-- Start Material supplied --
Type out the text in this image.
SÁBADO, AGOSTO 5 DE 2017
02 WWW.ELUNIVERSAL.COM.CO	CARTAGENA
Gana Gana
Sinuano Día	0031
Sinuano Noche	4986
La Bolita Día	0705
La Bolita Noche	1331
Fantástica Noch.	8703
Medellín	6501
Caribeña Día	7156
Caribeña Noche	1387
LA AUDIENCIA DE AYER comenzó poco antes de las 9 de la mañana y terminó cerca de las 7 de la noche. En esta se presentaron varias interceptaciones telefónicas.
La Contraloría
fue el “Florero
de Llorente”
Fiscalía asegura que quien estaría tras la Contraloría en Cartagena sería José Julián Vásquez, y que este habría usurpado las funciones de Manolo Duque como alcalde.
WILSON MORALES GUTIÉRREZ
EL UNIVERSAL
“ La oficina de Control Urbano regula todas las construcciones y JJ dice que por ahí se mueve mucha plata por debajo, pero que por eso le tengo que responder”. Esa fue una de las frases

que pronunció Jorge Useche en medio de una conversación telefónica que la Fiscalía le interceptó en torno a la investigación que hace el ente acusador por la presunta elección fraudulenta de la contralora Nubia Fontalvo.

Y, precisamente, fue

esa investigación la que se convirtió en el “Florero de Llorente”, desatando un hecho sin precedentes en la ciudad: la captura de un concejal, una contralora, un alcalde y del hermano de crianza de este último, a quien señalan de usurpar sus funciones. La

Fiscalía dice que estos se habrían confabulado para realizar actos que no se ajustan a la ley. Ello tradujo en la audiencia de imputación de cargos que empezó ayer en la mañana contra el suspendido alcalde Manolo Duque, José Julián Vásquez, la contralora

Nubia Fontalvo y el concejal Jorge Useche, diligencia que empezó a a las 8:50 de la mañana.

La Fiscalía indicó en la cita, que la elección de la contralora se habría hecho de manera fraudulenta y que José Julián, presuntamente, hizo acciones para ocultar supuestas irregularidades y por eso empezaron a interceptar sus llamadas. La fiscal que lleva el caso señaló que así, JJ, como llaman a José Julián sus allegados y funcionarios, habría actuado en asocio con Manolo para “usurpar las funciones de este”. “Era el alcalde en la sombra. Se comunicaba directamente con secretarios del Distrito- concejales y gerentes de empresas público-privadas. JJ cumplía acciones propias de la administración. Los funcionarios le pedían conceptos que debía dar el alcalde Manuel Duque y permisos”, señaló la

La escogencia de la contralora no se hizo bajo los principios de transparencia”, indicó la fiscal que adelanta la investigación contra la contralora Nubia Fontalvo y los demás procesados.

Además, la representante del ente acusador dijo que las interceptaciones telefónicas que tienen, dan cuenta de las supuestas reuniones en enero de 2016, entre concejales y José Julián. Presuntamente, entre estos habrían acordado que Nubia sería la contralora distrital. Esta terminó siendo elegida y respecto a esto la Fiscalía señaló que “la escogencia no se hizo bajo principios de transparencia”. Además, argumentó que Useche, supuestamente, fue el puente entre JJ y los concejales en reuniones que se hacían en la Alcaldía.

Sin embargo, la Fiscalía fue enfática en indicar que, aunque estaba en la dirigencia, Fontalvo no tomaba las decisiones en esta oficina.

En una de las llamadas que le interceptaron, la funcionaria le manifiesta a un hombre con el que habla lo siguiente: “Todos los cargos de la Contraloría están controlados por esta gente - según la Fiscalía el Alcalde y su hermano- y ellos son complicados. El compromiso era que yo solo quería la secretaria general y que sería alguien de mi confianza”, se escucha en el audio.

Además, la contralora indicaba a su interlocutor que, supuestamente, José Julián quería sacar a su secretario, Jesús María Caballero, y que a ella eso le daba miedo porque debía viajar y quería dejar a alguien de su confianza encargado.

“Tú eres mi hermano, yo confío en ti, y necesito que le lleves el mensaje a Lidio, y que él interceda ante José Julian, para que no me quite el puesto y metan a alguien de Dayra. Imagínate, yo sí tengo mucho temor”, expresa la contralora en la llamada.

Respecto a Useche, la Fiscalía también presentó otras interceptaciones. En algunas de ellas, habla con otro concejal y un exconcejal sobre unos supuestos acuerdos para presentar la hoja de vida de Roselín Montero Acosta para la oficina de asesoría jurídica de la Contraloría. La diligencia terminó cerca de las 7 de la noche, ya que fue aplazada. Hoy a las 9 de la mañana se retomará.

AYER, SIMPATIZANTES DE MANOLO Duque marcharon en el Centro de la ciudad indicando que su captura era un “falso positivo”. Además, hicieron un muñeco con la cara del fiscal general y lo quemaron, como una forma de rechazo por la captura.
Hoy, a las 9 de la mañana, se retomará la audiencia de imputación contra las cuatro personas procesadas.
-- End Material supplied --
Required work:
Nothing should be left out: repeat all of the data exactly.

Exercise result:
Type out the text in this image.
SÁBADO, AGOSTO 5 DE 2017
02 WWW.ELUNIVERSAL.COM.CO	CARTAGENA
Gana Gana
Sinuano Día	0031
Sinuano Noche	4986
La Bolita Día	0705
La Bolita Noche	1331
Fantástica Noch.	8703
Medellín	6501
Caribeña Día	7156
Caribeña Noche	1387
LA AUDIENCIA DE AYER comenzó poco antes de las 9 de la mañana y terminó cerca de las 7 de la noche. En esta se presentaron varias interceptaciones telefónicas.
La Contraloría
fue el “Florero
de Llorente”
Fiscalía asegura que quien estaría tras la Contraloría en Cartagena sería José Julián Vásquez, y que este habría usurpado las funciones de Manolo Duque como alcalde.
WILSON MORALES GUTIÉRREZ
EL UNIVERSAL
“ La oficina de Control Urbano regula todas las construcciones y JJ dice que por ahí se mueve mucha plata por debajo, pero que por eso le tengo que responder”. Esa fue una de las frases

que pronunció Jorge Useche en medio de una conversación telefónica que la Fiscalía le interceptó en torno a la investigación que hace el ente acusador por la presunta elección fraudulenta de la contralora Nubia Fontalvo.

Y, precisamente, fue

esa investigación la que se convirtió en el “Florero de Llorente”, desatando un hecho sin precedentes en la ciudad: la captura de un concejal, una contralora, un alcalde y del hermano de crianza de este último, a quien señalan de usurpar sus funciones. La

Fiscalía dice que estos se habrían confabulado para realizar actos que no se ajustan a la ley. Ello tradujo en la audiencia de imputación de cargos que empezó ayer en la mañana contra el suspendido alcalde Manolo Duque, José Julián Vásquez, la contralora

Nubia Fontalvo y el concejal Jorge Useche, diligencia que empezó a a las 8:50 de la mañana.

La Fiscalía indicó en la cita, que la elección de la contralora se habría hecho de manera fraudulenta y que José Julián, presuntamente, hizo acciones para ocultar supuestas irregularidades y por eso empezaron a interceptar sus llamadas. La fiscal que lleva el caso señaló que así, JJ, como llaman a José Julián sus allegados y funcionarios, habría actuado en asocio con Manolo para “usurpar las funciones de este”. “Era el alcalde en la sombra. Se comunicaba directamente con secretarios del Distrito- concejales y gerentes de empresas público-privadas. JJ cumplía acciones propias de la administración. Los funcionarios le pedían conceptos que debía dar el alcalde Manuel Duque y permisos”, señaló la

La escogencia de la contralora no se hizo bajo los principios de transparencia”, indicó la fiscal que adelanta la investigación contra la contralora Nubia Fontalvo y los demás procesados.

Además, la representante del ente acusador dijo que las interceptaciones telefónicas que tienen, dan cuenta de las supuestas reuniones en enero de 2016, entre concejales y José Julián. Presuntamente, entre estos habrían acordado que Nubia sería la contralora distrital. Esta terminó siendo elegida y respecto a esto la Fiscalía señaló que “la escogencia no se hizo bajo principios de transparencia”. Además, argumentó que Useche, supuestamente, fue el puente entre JJ y los concejales en reuniones que se hacían en la Alcaldía.

Sin embargo, la Fiscalía fue enfática en indicar que, aunque estaba en la dirigencia, Fontalvo no tomaba las decisiones en esta oficina.

En una de las llamadas que le interceptaron, la funcionaria le manifiesta a un hombre con el que habla lo siguiente: “Todos los cargos de la Contraloría están controlados por esta gente - según la Fiscalía el Alcalde y su hermano- y ellos son complicados. El compromiso era que yo solo quería la secretaria general y que sería alguien de mi confianza”, se escucha en el audio.

Además, la contralora indicaba a su interlocutor que, supuestamente, José Julián quería sacar a su secretario, Jesús María Caballero, y que a ella eso le daba miedo porque debía viajar y quería dejar a alguien de su confianza encargado.

“Tú eres mi hermano, yo confío en ti, y necesito que le lleves el mensaje a Lidio, y que él interceda ante José Julian, para que no me quite el puesto y metan a alguien de Dayra. Imagínate, yo sí tengo mucho temor”, expresa la contralora en la llamada.

Respecto a Useche, la Fiscalía también presentó otras interceptaciones. En algunas de ellas, habla con otro concejal y un exconcejal sobre unos supuestos acuerdos para presentar la hoja de vida de Roselín Montero Acosta para la oficina de asesoría jurídica de la Contraloría. La diligencia terminó cerca de las 7 de la noche, ya que fue aplazada. Hoy a las 9 de la mañana se retomará.

AYER, SIMPATIZANTES DE MANOLO Duque marcharon en el Centro de la ciudad indicando que su captura era un “falso positivo”. Además, hicieron un muñeco con la cara del fiscal general y lo quemaron, como una forma de rechazo por la captura.
Hoy, a las 9 de la mañana, se retomará la audiencia de imputación contra las cuatro personas procesadas.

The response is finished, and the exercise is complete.